INSTRUCTIONS TO FOLLOW: State only how many lines contain the string "Europe".

· · · ·

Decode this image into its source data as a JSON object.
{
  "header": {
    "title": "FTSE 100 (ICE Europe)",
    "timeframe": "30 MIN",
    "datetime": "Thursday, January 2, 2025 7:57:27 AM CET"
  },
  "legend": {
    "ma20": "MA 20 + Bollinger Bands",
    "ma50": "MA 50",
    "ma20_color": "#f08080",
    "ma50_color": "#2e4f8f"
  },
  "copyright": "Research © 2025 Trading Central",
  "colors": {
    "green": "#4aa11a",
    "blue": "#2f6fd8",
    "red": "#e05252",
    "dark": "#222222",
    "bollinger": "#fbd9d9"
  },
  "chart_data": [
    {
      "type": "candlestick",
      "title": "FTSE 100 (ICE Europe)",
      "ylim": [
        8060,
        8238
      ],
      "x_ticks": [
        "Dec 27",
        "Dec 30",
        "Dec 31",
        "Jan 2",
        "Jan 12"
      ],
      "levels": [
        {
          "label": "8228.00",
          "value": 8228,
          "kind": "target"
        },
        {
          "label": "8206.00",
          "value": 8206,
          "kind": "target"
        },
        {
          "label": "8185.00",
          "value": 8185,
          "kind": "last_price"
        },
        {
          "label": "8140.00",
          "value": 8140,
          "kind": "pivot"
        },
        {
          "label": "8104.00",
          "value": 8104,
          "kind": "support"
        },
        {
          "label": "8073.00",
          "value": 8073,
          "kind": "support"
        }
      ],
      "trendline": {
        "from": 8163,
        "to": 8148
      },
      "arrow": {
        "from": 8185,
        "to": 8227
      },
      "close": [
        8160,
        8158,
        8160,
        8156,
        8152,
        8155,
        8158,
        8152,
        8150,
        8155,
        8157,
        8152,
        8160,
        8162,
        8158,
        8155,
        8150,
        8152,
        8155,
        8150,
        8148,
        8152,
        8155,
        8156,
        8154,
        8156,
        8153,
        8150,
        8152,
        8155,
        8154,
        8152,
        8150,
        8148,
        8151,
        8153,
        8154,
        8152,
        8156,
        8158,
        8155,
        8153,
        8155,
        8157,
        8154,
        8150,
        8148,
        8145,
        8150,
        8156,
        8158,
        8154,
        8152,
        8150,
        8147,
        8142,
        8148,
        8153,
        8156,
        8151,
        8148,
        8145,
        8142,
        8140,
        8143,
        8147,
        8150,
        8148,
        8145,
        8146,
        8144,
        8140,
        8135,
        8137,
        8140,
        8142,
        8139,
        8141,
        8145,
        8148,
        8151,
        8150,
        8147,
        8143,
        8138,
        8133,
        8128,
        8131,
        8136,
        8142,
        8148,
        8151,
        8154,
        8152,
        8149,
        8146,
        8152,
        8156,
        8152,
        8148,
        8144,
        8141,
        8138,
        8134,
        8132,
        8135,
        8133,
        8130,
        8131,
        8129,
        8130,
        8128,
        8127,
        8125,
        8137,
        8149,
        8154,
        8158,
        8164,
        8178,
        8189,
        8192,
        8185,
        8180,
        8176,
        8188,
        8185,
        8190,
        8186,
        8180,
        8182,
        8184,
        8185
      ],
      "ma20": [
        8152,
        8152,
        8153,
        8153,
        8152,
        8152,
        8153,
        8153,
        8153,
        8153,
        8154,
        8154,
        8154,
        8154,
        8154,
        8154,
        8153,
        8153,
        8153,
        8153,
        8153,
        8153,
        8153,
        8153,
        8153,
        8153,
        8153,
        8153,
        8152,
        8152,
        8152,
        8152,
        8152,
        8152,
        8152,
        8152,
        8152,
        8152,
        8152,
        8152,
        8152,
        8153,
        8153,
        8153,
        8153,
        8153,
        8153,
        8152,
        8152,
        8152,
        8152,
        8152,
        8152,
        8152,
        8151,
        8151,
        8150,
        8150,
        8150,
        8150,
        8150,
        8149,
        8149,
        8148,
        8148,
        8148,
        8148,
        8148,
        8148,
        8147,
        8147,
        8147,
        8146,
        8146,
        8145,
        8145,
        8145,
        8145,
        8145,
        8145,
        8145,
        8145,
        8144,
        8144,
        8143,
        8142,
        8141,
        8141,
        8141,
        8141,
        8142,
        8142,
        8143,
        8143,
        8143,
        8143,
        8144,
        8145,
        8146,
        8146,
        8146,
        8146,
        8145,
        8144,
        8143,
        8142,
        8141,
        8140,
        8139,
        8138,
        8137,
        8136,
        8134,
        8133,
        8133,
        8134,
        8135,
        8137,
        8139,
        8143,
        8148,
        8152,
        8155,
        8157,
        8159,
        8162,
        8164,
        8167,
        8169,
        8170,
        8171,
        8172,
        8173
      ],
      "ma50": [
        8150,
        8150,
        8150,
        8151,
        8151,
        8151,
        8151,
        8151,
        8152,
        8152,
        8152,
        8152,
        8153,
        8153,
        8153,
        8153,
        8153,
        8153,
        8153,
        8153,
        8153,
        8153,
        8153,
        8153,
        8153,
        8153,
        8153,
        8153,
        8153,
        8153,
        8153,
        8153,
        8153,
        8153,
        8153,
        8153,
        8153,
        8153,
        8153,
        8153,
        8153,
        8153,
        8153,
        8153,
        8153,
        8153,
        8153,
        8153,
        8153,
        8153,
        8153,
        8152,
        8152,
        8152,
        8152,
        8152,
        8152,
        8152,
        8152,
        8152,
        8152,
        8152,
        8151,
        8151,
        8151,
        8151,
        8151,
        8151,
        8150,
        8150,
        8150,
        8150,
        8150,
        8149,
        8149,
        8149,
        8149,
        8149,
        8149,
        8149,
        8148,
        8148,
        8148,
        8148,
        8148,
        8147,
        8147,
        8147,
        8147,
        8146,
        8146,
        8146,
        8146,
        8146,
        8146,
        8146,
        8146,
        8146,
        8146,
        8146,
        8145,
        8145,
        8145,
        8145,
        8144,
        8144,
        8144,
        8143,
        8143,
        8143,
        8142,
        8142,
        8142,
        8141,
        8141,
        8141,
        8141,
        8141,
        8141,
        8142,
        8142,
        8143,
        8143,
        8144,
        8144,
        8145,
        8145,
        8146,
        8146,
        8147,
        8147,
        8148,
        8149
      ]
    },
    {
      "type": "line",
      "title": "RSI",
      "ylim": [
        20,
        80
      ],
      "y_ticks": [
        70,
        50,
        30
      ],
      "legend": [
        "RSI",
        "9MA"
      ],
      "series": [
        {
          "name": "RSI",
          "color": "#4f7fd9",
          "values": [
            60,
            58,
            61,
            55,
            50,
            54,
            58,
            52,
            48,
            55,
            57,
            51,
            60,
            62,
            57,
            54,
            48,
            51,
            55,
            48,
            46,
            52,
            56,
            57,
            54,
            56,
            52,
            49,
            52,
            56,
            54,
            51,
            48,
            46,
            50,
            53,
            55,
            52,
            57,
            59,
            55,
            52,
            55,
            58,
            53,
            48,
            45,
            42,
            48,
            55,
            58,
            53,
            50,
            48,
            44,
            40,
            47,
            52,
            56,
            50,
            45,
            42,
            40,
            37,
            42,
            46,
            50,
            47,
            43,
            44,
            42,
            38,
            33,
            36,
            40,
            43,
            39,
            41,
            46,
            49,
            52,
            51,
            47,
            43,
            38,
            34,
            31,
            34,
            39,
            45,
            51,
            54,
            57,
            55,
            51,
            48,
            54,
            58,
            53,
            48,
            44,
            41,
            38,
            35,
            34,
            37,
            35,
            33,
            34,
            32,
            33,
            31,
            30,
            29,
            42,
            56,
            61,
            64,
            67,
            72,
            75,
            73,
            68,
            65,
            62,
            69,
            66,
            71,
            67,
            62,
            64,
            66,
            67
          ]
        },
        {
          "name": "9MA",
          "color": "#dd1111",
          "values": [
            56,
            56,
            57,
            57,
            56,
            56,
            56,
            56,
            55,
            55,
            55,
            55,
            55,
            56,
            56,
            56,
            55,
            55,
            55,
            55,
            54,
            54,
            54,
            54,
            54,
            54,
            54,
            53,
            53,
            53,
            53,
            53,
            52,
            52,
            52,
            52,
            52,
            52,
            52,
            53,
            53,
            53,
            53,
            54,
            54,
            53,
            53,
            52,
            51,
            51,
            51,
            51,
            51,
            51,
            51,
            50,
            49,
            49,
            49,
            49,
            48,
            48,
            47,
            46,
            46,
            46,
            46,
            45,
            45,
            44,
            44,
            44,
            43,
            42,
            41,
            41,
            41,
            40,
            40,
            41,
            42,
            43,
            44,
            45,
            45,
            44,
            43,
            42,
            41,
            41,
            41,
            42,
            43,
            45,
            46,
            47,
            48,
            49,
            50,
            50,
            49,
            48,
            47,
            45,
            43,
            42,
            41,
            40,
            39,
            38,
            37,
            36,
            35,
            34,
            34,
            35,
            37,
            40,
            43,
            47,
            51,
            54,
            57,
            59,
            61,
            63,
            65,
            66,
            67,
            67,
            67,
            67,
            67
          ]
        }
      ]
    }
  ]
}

· · · ·

THE COMPLETED TASK: 2